Document passage.

Abstract

Aims

Detection of sentinel lymph node (SLN) macrometastasis for breast cancer no longer mandates further axillary surgery. Association of Breast Surgery (ABS) guideline provides recommendation to optimise patient management. It also acknowledges management uncertainties in specific patient groups. We aimed to examine our unit practice against national guideline and evaluate potential factors that influence axillary management.

Methods

Retrospective analysis of prospectively maintained electronic database determined clinico-pathological characteristics on patients diagnosed with SLN macrometastasis (n=127) at the Leeds Breast Unit (2020-2022). Axillary management was compared against ABS guideline.

Assignment. Reproduce the abstract on axillary management after sentinel lymph node macrometastasis word for word, in full.

Data to examine.
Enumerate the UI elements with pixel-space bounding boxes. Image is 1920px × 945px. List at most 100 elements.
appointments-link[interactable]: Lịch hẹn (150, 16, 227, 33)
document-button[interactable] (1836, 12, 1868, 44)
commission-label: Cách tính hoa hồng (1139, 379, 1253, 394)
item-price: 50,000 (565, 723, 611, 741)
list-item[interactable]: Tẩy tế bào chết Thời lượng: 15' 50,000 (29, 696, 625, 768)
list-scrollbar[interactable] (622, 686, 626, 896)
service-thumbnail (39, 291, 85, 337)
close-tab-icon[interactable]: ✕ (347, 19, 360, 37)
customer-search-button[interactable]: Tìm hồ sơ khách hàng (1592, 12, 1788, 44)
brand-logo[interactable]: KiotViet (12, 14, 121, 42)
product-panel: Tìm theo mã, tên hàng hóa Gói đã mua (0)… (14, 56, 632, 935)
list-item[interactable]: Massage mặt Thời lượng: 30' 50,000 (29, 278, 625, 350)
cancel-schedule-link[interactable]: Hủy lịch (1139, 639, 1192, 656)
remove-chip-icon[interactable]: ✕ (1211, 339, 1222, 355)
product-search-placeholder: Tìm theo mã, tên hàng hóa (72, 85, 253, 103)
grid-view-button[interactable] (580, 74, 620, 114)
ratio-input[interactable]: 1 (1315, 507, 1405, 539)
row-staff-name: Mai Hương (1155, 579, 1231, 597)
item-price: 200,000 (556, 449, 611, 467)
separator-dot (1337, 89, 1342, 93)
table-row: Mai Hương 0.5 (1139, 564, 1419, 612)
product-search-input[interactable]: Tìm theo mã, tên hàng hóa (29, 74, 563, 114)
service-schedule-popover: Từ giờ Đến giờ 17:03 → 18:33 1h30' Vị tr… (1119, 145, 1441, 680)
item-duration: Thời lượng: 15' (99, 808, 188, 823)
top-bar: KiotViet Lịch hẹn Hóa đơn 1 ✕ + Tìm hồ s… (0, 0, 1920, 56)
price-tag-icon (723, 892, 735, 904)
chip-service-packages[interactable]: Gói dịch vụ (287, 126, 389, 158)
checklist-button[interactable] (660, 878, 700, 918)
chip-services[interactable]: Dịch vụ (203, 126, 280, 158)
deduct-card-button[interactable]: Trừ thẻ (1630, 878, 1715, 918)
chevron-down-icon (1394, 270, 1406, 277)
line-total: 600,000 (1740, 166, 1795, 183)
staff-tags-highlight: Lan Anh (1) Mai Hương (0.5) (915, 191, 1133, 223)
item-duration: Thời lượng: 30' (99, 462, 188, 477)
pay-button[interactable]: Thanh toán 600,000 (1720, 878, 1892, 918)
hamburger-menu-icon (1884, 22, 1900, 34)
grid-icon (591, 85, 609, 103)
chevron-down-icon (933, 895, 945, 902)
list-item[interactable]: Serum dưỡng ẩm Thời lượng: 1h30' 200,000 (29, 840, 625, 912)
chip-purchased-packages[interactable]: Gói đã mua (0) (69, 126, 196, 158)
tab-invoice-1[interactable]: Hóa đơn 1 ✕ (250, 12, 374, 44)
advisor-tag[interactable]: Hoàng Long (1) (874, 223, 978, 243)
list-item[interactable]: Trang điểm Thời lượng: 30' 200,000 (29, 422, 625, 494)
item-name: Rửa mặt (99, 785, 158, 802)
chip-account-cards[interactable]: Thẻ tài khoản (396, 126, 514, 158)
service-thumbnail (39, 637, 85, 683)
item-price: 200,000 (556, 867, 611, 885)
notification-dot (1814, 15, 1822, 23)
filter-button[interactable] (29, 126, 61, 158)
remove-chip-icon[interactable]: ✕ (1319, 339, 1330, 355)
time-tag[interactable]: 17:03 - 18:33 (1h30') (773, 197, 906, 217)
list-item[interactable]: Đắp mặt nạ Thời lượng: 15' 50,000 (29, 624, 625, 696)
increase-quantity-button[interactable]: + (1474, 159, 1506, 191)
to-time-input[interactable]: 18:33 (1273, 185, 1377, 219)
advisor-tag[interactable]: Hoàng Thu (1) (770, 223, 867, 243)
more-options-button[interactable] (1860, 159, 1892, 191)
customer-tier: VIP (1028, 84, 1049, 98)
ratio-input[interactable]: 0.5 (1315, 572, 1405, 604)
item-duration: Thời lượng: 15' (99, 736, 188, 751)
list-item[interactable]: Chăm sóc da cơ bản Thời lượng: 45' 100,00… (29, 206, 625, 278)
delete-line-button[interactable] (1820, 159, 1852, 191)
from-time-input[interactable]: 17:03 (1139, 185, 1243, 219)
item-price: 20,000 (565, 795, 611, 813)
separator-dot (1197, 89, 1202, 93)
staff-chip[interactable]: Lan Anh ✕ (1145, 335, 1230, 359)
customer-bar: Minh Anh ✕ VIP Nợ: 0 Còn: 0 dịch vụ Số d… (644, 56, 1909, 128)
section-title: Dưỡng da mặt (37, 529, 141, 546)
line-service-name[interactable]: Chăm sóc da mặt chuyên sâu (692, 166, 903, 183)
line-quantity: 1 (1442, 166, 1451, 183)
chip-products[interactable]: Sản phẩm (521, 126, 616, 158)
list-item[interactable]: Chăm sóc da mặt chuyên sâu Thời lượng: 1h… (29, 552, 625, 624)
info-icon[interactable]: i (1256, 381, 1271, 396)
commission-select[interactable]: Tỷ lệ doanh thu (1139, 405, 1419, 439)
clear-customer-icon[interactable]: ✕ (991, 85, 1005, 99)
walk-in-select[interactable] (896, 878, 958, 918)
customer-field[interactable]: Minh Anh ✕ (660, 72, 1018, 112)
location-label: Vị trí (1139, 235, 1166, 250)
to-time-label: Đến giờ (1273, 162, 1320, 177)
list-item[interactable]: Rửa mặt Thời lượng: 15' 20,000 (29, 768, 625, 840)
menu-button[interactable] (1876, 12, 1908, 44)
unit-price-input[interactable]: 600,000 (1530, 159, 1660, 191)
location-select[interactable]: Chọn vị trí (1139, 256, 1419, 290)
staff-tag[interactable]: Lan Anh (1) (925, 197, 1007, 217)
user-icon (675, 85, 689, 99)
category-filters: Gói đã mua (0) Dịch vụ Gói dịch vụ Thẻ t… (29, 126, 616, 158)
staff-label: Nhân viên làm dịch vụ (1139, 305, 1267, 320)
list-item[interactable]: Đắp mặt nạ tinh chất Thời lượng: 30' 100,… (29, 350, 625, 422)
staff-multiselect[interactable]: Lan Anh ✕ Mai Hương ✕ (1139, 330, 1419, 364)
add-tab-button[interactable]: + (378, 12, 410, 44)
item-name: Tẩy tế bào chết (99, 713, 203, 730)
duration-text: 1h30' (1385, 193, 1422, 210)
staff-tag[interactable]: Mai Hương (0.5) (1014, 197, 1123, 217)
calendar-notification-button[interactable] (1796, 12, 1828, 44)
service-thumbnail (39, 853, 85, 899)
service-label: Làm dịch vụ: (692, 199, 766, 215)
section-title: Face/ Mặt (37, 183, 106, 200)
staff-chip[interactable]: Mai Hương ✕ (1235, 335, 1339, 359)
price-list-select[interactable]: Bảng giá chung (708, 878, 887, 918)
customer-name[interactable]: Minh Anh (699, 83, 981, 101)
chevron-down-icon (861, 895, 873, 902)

Output.
Abstract

Aims

Detection of sentinel lymph node (SLN) macrometastasis for breast cancer no longer mandates further axillary surgery. Association of Breast Surgery (ABS) guideline provides recommendation to optimise patient management. It also acknowledges management uncertainties in specific patient groups. We aimed to examine our unit practice against national guideline and evaluate potential factors that influence axillary management.

Methods

Retrospective analysis of prospectively maintained electronic database determined clinico-pathological characteristics on patients diagnosed with SLN macrometastasis (n=127) at the Leeds Breast Unit (2020-2022). Axillary management was compared against ABS guideline.